_STORED ROWS_:

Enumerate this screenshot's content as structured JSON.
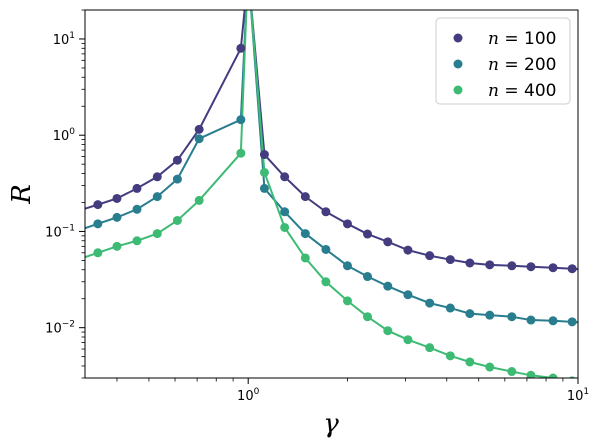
{
  "chart_data": {
    "type": "scatter",
    "xlabel": "γ",
    "ylabel": "R",
    "xscale": "log",
    "yscale": "log",
    "xlim": [
      0.32,
      10
    ],
    "ylim": [
      0.003,
      20
    ],
    "xticks": [
      {
        "value": 1,
        "base": "10",
        "exp": "0"
      },
      {
        "value": 10,
        "base": "10",
        "exp": "1"
      }
    ],
    "yticks": [
      {
        "value": 0.01,
        "base": "10",
        "exp": "−2"
      },
      {
        "value": 0.1,
        "base": "10",
        "exp": "−1"
      },
      {
        "value": 1,
        "base": "10",
        "exp": "0"
      },
      {
        "value": 10,
        "base": "10",
        "exp": "1"
      }
    ],
    "legend_position": "top-right",
    "series": [
      {
        "name_var": "n",
        "name_eq": " = 100",
        "color": "#433d80",
        "n": 100,
        "points": [
          [
            0.35,
            0.19
          ],
          [
            0.4,
            0.22
          ],
          [
            0.46,
            0.28
          ],
          [
            0.53,
            0.37
          ],
          [
            0.61,
            0.55
          ],
          [
            0.71,
            1.15
          ],
          [
            0.95,
            8.0
          ],
          [
            1.12,
            0.63
          ],
          [
            1.29,
            0.37
          ],
          [
            1.49,
            0.23
          ],
          [
            1.72,
            0.16
          ],
          [
            2.0,
            0.12
          ],
          [
            2.3,
            0.094
          ],
          [
            2.65,
            0.078
          ],
          [
            3.05,
            0.064
          ],
          [
            3.55,
            0.056
          ],
          [
            4.1,
            0.051
          ],
          [
            4.7,
            0.047
          ],
          [
            5.4,
            0.045
          ],
          [
            6.3,
            0.044
          ],
          [
            7.2,
            0.043
          ],
          [
            8.4,
            0.042
          ],
          [
            9.6,
            0.041
          ]
        ]
      },
      {
        "name_var": "n",
        "name_eq": " = 200",
        "color": "#287d8e",
        "n": 200,
        "points": [
          [
            0.35,
            0.12
          ],
          [
            0.4,
            0.14
          ],
          [
            0.46,
            0.17
          ],
          [
            0.53,
            0.23
          ],
          [
            0.61,
            0.35
          ],
          [
            0.71,
            0.92
          ],
          [
            0.95,
            1.45
          ],
          [
            1.12,
            0.28
          ],
          [
            1.29,
            0.16
          ],
          [
            1.49,
            0.095
          ],
          [
            1.72,
            0.065
          ],
          [
            2.0,
            0.044
          ],
          [
            2.3,
            0.034
          ],
          [
            2.65,
            0.027
          ],
          [
            3.05,
            0.022
          ],
          [
            3.55,
            0.018
          ],
          [
            4.1,
            0.016
          ],
          [
            4.7,
            0.014
          ],
          [
            5.4,
            0.0135
          ],
          [
            6.3,
            0.013
          ],
          [
            7.2,
            0.012
          ],
          [
            8.4,
            0.0118
          ],
          [
            9.6,
            0.0115
          ]
        ]
      },
      {
        "name_var": "n",
        "name_eq": " = 400",
        "color": "#3dbb74",
        "n": 400,
        "points": [
          [
            0.35,
            0.06
          ],
          [
            0.4,
            0.07
          ],
          [
            0.46,
            0.08
          ],
          [
            0.53,
            0.095
          ],
          [
            0.61,
            0.13
          ],
          [
            0.71,
            0.21
          ],
          [
            0.95,
            0.65
          ],
          [
            1.12,
            0.41
          ],
          [
            1.29,
            0.11
          ],
          [
            1.49,
            0.053
          ],
          [
            1.72,
            0.03
          ],
          [
            2.0,
            0.019
          ],
          [
            2.3,
            0.013
          ],
          [
            2.65,
            0.0093
          ],
          [
            3.05,
            0.0075
          ],
          [
            3.55,
            0.0062
          ],
          [
            4.1,
            0.0051
          ],
          [
            4.7,
            0.0044
          ],
          [
            5.4,
            0.0039
          ],
          [
            6.3,
            0.0035
          ],
          [
            7.2,
            0.0032
          ],
          [
            8.4,
            0.003
          ],
          [
            9.6,
            0.0028
          ]
        ]
      }
    ]
  }
}
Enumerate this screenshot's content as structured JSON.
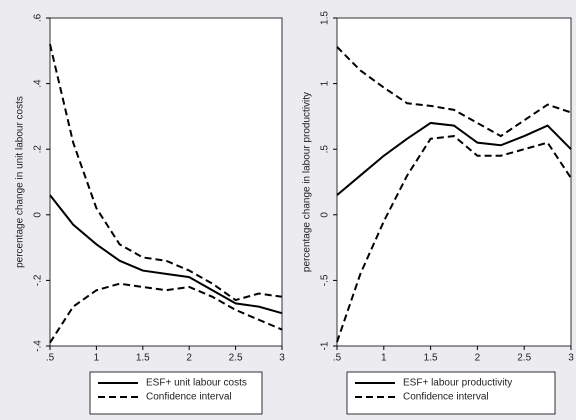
{
  "chart_data": [
    {
      "type": "line",
      "ylabel": "percentage change in unit labour costs",
      "x": [
        0.5,
        0.75,
        1,
        1.25,
        1.5,
        1.75,
        2,
        2.25,
        2.5,
        2.75,
        3
      ],
      "series": [
        {
          "name": "ESF+ unit labour costs",
          "color": "#000000",
          "dash": "solid",
          "values": [
            0.06,
            -0.03,
            -0.09,
            -0.14,
            -0.17,
            -0.18,
            -0.19,
            -0.23,
            -0.27,
            -0.28,
            -0.3
          ]
        },
        {
          "name": "Confidence interval",
          "color": "#000000",
          "dash": "dashed",
          "values": [
            0.52,
            0.22,
            0.02,
            -0.09,
            -0.13,
            -0.14,
            -0.17,
            -0.21,
            -0.26,
            -0.24,
            -0.25
          ]
        },
        {
          "color": "#000000",
          "dash": "dashed",
          "values": [
            -0.39,
            -0.28,
            -0.23,
            -0.21,
            -0.22,
            -0.23,
            -0.22,
            -0.25,
            -0.29,
            -0.32,
            -0.35
          ]
        }
      ],
      "xlim": [
        0.5,
        3
      ],
      "xticks": [
        {
          "value": 0.5,
          "label": ".5"
        },
        1,
        1.5,
        2,
        2.5,
        3
      ],
      "ylim": [
        -0.4,
        0.6
      ],
      "yticks": [
        {
          "value": -0.4,
          "label": "-.4"
        },
        {
          "value": -0.2,
          "label": "-.2"
        },
        0,
        {
          "value": 0.2,
          "label": ".2"
        },
        {
          "value": 0.4,
          "label": ".4"
        },
        {
          "value": 0.6,
          "label": ".6"
        }
      ],
      "legend": "bottom"
    },
    {
      "type": "line",
      "ylabel": "percentage change in labour productivity",
      "x": [
        0.5,
        0.75,
        1,
        1.25,
        1.5,
        1.75,
        2,
        2.25,
        2.5,
        2.75,
        3
      ],
      "series": [
        {
          "name": "ESF+ labour productivity",
          "color": "#000000",
          "dash": "solid",
          "values": [
            0.15,
            0.3,
            0.45,
            0.58,
            0.7,
            0.68,
            0.55,
            0.53,
            0.6,
            0.68,
            0.5
          ]
        },
        {
          "name": "Confidence interval",
          "color": "#000000",
          "dash": "dashed",
          "values": [
            1.28,
            1.1,
            0.97,
            0.85,
            0.83,
            0.8,
            0.7,
            0.6,
            0.72,
            0.84,
            0.78
          ]
        },
        {
          "color": "#000000",
          "dash": "dashed",
          "values": [
            -0.97,
            -0.45,
            -0.05,
            0.3,
            0.58,
            0.6,
            0.45,
            0.45,
            0.5,
            0.55,
            0.28
          ]
        }
      ],
      "xlim": [
        0.5,
        3
      ],
      "xticks": [
        {
          "value": 0.5,
          "label": ".5"
        },
        1,
        1.5,
        2,
        2.5,
        3
      ],
      "ylim": [
        -1,
        1.5
      ],
      "yticks": [
        -1,
        {
          "value": -0.5,
          "label": "-.5"
        },
        0,
        {
          "value": 0.5,
          "label": ".5"
        },
        1,
        1.5
      ],
      "legend": "bottom"
    }
  ]
}
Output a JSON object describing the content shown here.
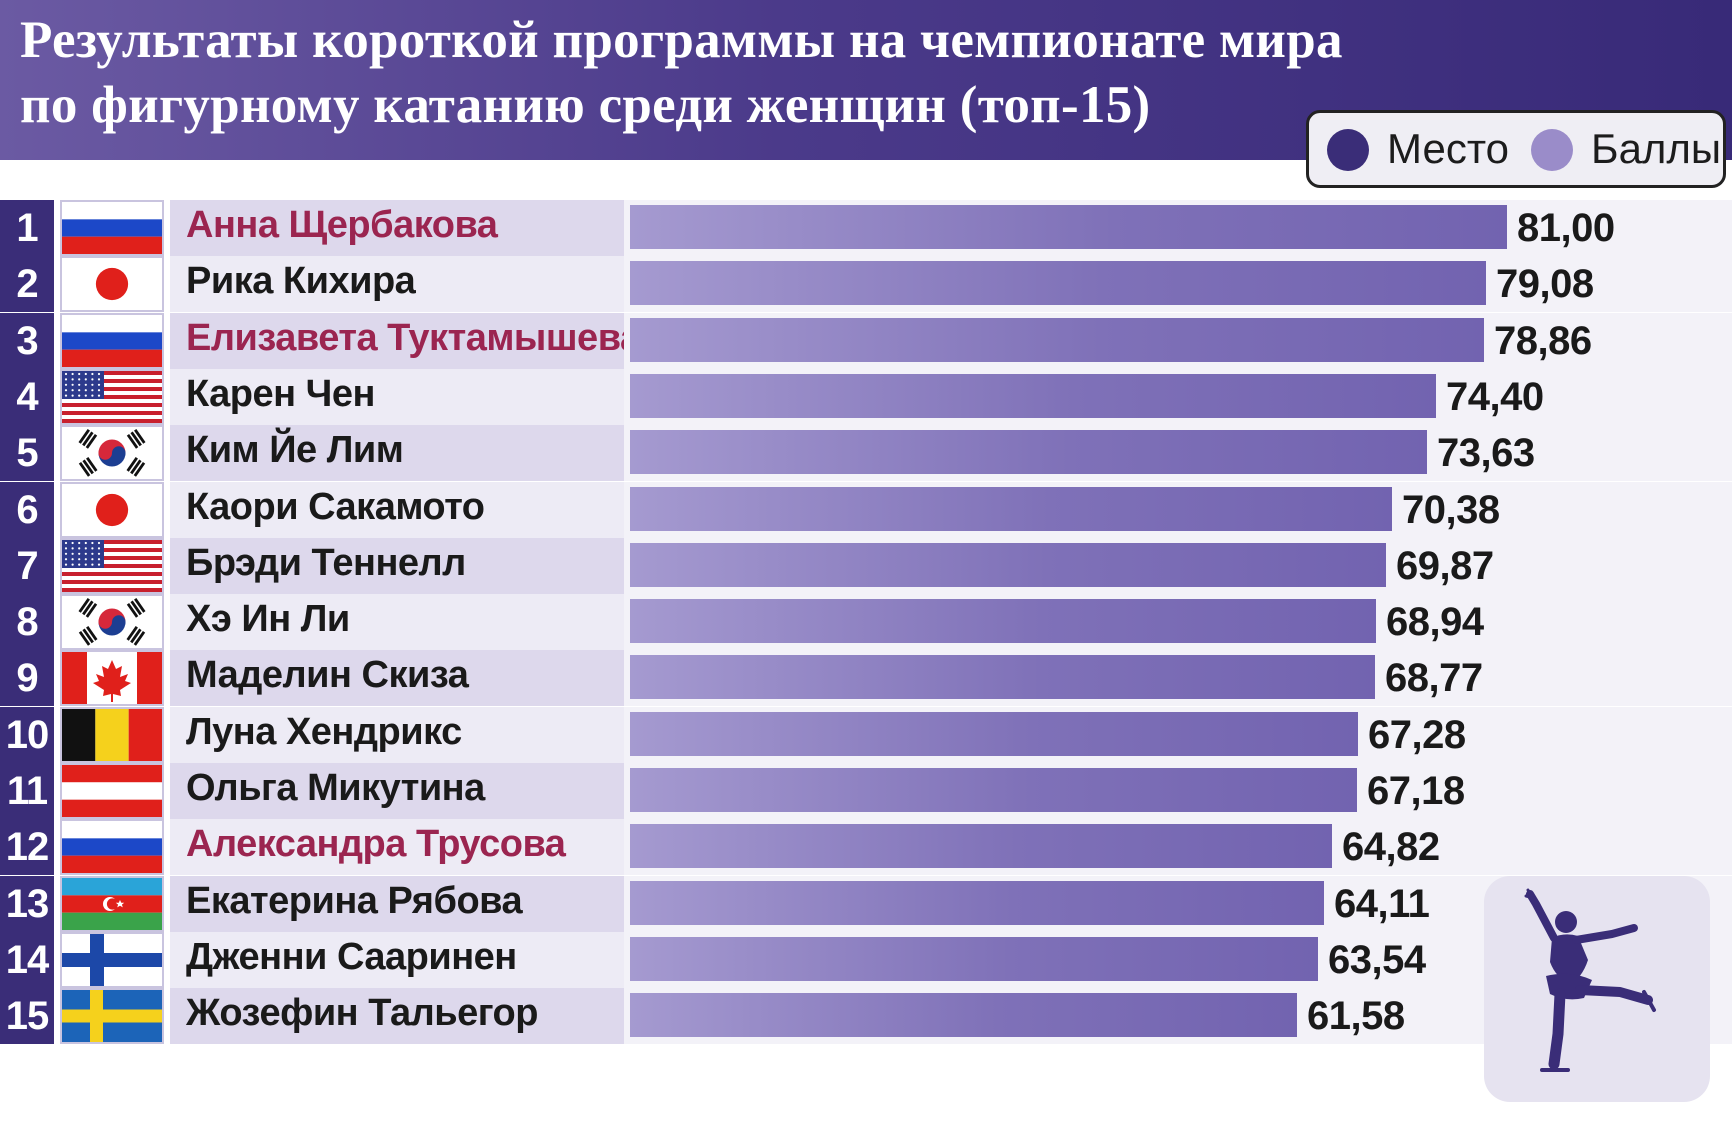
{
  "header": {
    "title_line1": "Результаты короткой программы на чемпионате мира",
    "title_line2": "по фигурному катанию среди женщин (топ-15)"
  },
  "legend": {
    "place_label": "Место",
    "score_label": "Баллы"
  },
  "colors": {
    "place": "#3a2d78",
    "score": "#9a8cc9",
    "russian_name": "#9b2550"
  },
  "chart_data": {
    "type": "bar",
    "orientation": "horizontal",
    "title": "Результаты короткой программы на чемпионате мира по фигурному катанию среди женщин (топ-15)",
    "legend": [
      "Место",
      "Баллы"
    ],
    "xlim": [
      0,
      81
    ],
    "rows": [
      {
        "rank": "1",
        "flag": "russia",
        "name": "Анна Щербакова",
        "score": 81.0,
        "score_label": "81,00",
        "highlight": true
      },
      {
        "rank": "2",
        "flag": "japan",
        "name": "Рика Кихира",
        "score": 79.08,
        "score_label": "79,08",
        "highlight": false
      },
      {
        "rank": "3",
        "flag": "russia",
        "name": "Елизавета Туктамышева",
        "score": 78.86,
        "score_label": "78,86",
        "highlight": true
      },
      {
        "rank": "4",
        "flag": "usa",
        "name": "Карен Чен",
        "score": 74.4,
        "score_label": "74,40",
        "highlight": false
      },
      {
        "rank": "5",
        "flag": "south-korea",
        "name": "Ким Йе Лим",
        "score": 73.63,
        "score_label": "73,63",
        "highlight": false
      },
      {
        "rank": "6",
        "flag": "japan",
        "name": "Каори Сакамото",
        "score": 70.38,
        "score_label": "70,38",
        "highlight": false
      },
      {
        "rank": "7",
        "flag": "usa",
        "name": "Брэди Теннелл",
        "score": 69.87,
        "score_label": "69,87",
        "highlight": false
      },
      {
        "rank": "8",
        "flag": "south-korea",
        "name": "Хэ Ин Ли",
        "score": 68.94,
        "score_label": "68,94",
        "highlight": false
      },
      {
        "rank": "9",
        "flag": "canada",
        "name": "Маделин Скиза",
        "score": 68.77,
        "score_label": "68,77",
        "highlight": false
      },
      {
        "rank": "10",
        "flag": "belgium",
        "name": "Луна Хендрикс",
        "score": 67.28,
        "score_label": "67,28",
        "highlight": false
      },
      {
        "rank": "11",
        "flag": "austria",
        "name": "Ольга Микутина",
        "score": 67.18,
        "score_label": "67,18",
        "highlight": false
      },
      {
        "rank": "12",
        "flag": "russia",
        "name": "Александра Трусова",
        "score": 64.82,
        "score_label": "64,82",
        "highlight": true
      },
      {
        "rank": "13",
        "flag": "azerbaijan",
        "name": "Екатерина Рябова",
        "score": 64.11,
        "score_label": "64,11",
        "highlight": false
      },
      {
        "rank": "14",
        "flag": "finland",
        "name": "Дженни Сааринен",
        "score": 63.54,
        "score_label": "63,54",
        "highlight": false
      },
      {
        "rank": "15",
        "flag": "sweden",
        "name": "Жозефин Тальегор",
        "score": 61.58,
        "score_label": "61,58",
        "highlight": false
      }
    ]
  },
  "decoration": {
    "icon": "figure-skater-icon"
  }
}
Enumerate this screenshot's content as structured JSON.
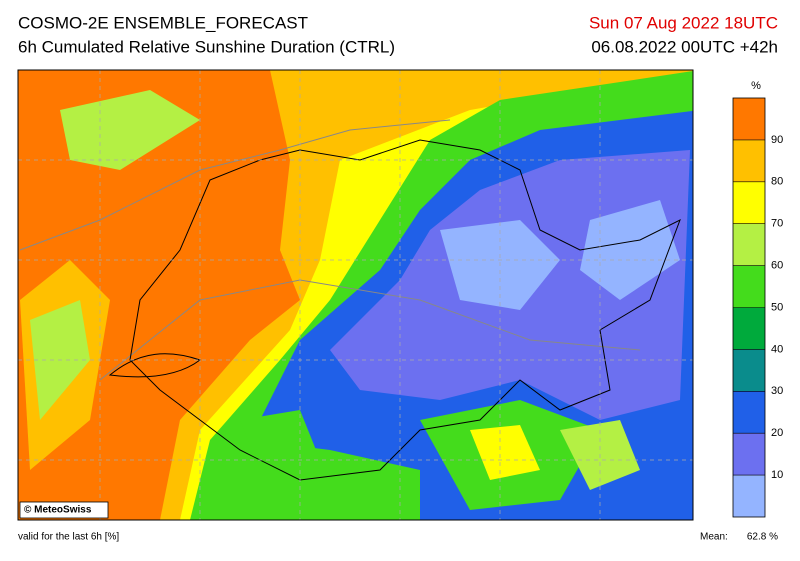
{
  "header": {
    "title": "COSMO-2E ENSEMBLE_FORECAST",
    "subtitle": "6h Cumulated Relative Sunshine Duration (CTRL)",
    "valid_time": "Sun 07 Aug 2022 18UTC",
    "run": "06.08.2022 00UTC +42h"
  },
  "map": {
    "credit": "© MeteoSwiss"
  },
  "colorbar": {
    "unit": "%",
    "ticks": [
      10,
      20,
      30,
      40,
      50,
      60,
      70,
      80,
      90
    ],
    "colors": [
      "#94b4ff",
      "#6c70f0",
      "#2060e8",
      "#0a8c8c",
      "#00aa3c",
      "#44dc1c",
      "#b4f044",
      "#ffff00",
      "#ffc000",
      "#ff7800"
    ]
  },
  "footer": {
    "validity": "valid for the last 6h [%]",
    "mean_label": "Mean:",
    "mean_value": "62.8 %"
  }
}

_YOUR OBJECTIVE_:
All lines that include "Результаты" are to be gathered and copied.

_WORKED SOLUTION_:
    "title_line1": "Результаты короткой программы на чемпионате мира",
    "title": "Результаты короткой программы на чемпионате мира по фигурному катанию среди женщин (топ-15)",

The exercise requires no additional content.